- _Exercise requirements_:
Retype everything in the listing, leaving each line exactly as it is.

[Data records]
========================

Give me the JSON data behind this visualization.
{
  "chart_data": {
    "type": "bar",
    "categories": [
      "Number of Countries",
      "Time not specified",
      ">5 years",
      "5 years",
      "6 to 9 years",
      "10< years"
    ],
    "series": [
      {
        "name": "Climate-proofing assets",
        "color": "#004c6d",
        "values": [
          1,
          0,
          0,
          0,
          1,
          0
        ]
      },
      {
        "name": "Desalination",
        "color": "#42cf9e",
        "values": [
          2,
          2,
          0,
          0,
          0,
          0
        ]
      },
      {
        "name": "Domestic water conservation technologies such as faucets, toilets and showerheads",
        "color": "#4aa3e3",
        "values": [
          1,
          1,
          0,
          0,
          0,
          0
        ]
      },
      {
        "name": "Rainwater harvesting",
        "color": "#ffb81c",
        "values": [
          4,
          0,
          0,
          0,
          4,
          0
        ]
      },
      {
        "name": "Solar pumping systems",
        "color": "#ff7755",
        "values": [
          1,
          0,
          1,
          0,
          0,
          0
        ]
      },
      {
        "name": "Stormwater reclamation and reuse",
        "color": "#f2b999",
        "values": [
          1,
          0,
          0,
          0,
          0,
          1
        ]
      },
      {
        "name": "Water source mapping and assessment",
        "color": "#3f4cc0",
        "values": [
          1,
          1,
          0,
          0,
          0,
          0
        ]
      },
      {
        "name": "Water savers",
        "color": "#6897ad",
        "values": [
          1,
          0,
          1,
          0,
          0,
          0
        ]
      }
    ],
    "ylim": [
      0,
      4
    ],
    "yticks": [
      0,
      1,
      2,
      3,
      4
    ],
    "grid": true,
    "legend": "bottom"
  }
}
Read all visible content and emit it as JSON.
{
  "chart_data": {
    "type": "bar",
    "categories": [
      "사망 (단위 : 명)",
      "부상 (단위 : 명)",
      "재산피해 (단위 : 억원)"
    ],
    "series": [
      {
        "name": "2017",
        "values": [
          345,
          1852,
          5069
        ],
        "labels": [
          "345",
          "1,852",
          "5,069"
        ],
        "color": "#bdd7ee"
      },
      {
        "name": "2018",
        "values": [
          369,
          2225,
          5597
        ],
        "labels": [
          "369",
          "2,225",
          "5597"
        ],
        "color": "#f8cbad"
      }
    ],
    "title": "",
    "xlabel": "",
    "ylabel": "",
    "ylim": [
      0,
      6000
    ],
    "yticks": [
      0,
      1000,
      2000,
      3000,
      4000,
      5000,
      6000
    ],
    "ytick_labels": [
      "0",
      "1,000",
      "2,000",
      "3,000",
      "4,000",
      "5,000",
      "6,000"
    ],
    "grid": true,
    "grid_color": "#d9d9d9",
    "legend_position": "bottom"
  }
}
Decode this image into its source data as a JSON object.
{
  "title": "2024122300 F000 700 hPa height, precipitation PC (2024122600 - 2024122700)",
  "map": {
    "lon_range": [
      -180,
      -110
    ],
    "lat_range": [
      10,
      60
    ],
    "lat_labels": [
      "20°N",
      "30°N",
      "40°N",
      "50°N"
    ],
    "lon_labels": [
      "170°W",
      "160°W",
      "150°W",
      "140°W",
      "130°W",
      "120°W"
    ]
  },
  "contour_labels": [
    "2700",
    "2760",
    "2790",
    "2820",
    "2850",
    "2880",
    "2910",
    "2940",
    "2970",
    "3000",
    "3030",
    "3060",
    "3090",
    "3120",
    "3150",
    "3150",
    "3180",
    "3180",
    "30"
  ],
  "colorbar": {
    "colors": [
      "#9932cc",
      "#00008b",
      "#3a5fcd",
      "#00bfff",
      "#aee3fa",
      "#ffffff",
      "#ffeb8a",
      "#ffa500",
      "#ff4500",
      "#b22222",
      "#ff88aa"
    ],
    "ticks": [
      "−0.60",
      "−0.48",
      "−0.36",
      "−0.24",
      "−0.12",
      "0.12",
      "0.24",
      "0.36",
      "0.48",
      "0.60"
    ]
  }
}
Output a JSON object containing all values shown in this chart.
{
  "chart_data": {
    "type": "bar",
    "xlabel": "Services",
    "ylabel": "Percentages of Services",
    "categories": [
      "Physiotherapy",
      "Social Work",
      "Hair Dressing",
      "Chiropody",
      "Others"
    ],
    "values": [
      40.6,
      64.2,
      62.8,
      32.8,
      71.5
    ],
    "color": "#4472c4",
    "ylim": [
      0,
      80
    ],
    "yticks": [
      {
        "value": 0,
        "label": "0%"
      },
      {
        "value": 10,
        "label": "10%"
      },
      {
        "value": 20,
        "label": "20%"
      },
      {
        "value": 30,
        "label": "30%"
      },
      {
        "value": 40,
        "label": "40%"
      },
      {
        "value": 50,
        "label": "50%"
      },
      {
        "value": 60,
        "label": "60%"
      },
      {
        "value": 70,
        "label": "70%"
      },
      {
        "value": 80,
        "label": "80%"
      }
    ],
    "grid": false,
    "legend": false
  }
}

========================

- _Final result_:
Give me the JSON data behind this visualization.
{
  "chart_data": {
    "type": "bar",
    "categories": [
      "Number of Countries",
      "Time not specified",
      ">5 years",
      "5 years",
      "6 to 9 years",
      "10< years"
    ],
    "series": [
      {
        "name": "Climate-proofing assets",
        "color": "#004c6d",
        "values": [
          1,
          0,
          0,
          0,
          1,
          0
        ]
      },
      {
        "name": "Desalination",
        "color": "#42cf9e",
        "values": [
          2,
          2,
          0,
          0,
          0,
          0
        ]
      },
      {
        "name": "Domestic water conservation technologies such as faucets, toilets and showerheads",
        "color": "#4aa3e3",
        "values": [
          1,
          1,
          0,
          0,
          0,
          0
        ]
      },
      {
        "name": "Rainwater harvesting",
        "color": "#ffb81c",
        "values": [
          4,
          0,
          0,
          0,
          4,
          0
        ]
      },
      {
        "name": "Solar pumping systems",
        "color": "#ff7755",
        "values": [
          1,
          0,
          1,
          0,
          0,
          0
        ]
      },
      {
        "name": "Stormwater reclamation and reuse",
        "color": "#f2b999",
        "values": [
          1,
          0,
          0,
          0,
          0,
          1
        ]
      },
      {
        "name": "Water source mapping and assessment",
        "color": "#3f4cc0",
        "values": [
          1,
          1,
          0,
          0,
          0,
          0
        ]
      },
      {
        "name": "Water savers",
        "color": "#6897ad",
        "values": [
          1,
          0,
          1,
          0,
          0,
          0
        ]
      }
    ],
    "ylim": [
      0,
      4
    ],
    "yticks": [
      0,
      1,
      2,
      3,
      4
    ],
    "grid": true,
    "legend": "bottom"
  }
}
Read all visible content and emit it as JSON.
{
  "chart_data": {
    "type": "bar",
    "categories": [
      "사망 (단위 : 명)",
      "부상 (단위 : 명)",
      "재산피해 (단위 : 억원)"
    ],
    "series": [
      {
        "name": "2017",
        "values": [
          345,
          1852,
          5069
        ],
        "labels": [
          "345",
          "1,852",
          "5,069"
        ],
        "color": "#bdd7ee"
      },
      {
        "name": "2018",
        "values": [
          369,
          2225,
          5597
        ],
        "labels": [
          "369",
          "2,225",
          "5597"
        ],
        "color": "#f8cbad"
      }
    ],
    "title": "",
    "xlabel": "",
    "ylabel": "",
    "ylim": [
      0,
      6000
    ],
    "yticks": [
      0,
      1000,
      2000,
      3000,
      4000,
      5000,
      6000
    ],
    "ytick_labels": [
      "0",
      "1,000",
      "2,000",
      "3,000",
      "4,000",
      "5,000",
      "6,000"
    ],
    "grid": true,
    "grid_color": "#d9d9d9",
    "legend_position": "bottom"
  }
}
Decode this image into its source data as a JSON object.
{
  "title": "2024122300 F000 700 hPa height, precipitation PC (2024122600 - 2024122700)",
  "map": {
    "lon_range": [
      -180,
      -110
    ],
    "lat_range": [
      10,
      60
    ],
    "lat_labels": [
      "20°N",
      "30°N",
      "40°N",
      "50°N"
    ],
    "lon_labels": [
      "170°W",
      "160°W",
      "150°W",
      "140°W",
      "130°W",
      "120°W"
    ]
  },
  "contour_labels": [
    "2700",
    "2760",
    "2790",
    "2820",
    "2850",
    "2880",
    "2910",
    "2940",
    "2970",
    "3000",
    "3030",
    "3060",
    "3090",
    "3120",
    "3150",
    "3150",
    "3180",
    "3180",
    "30"
  ],
  "colorbar": {
    "colors": [
      "#9932cc",
      "#00008b",
      "#3a5fcd",
      "#00bfff",
      "#aee3fa",
      "#ffffff",
      "#ffeb8a",
      "#ffa500",
      "#ff4500",
      "#b22222",
      "#ff88aa"
    ],
    "ticks": [
      "−0.60",
      "−0.48",
      "−0.36",
      "−0.24",
      "−0.12",
      "0.12",
      "0.24",
      "0.36",
      "0.48",
      "0.60"
    ]
  }
}
Output a JSON object containing all values shown in this chart.
{
  "chart_data": {
    "type": "bar",
    "xlabel": "Services",
    "ylabel": "Percentages of Services",
    "categories": [
      "Physiotherapy",
      "Social Work",
      "Hair Dressing",
      "Chiropody",
      "Others"
    ],
    "values": [
      40.6,
      64.2,
      62.8,
      32.8,
      71.5
    ],
    "color": "#4472c4",
    "ylim": [
      0,
      80
    ],
    "yticks": [
      {
        "value": 0,
        "label": "0%"
      },
      {
        "value": 10,
        "label": "10%"
      },
      {
        "value": 20,
        "label": "20%"
      },
      {
        "value": 30,
        "label": "30%"
      },
      {
        "value": 40,
        "label": "40%"
      },
      {
        "value": 50,
        "label": "50%"
      },
      {
        "value": 60,
        "label": "60%"
      },
      {
        "value": 70,
        "label": "70%"
      },
      {
        "value": 80,
        "label": "80%"
      }
    ],
    "grid": false,
    "legend": false
  }
}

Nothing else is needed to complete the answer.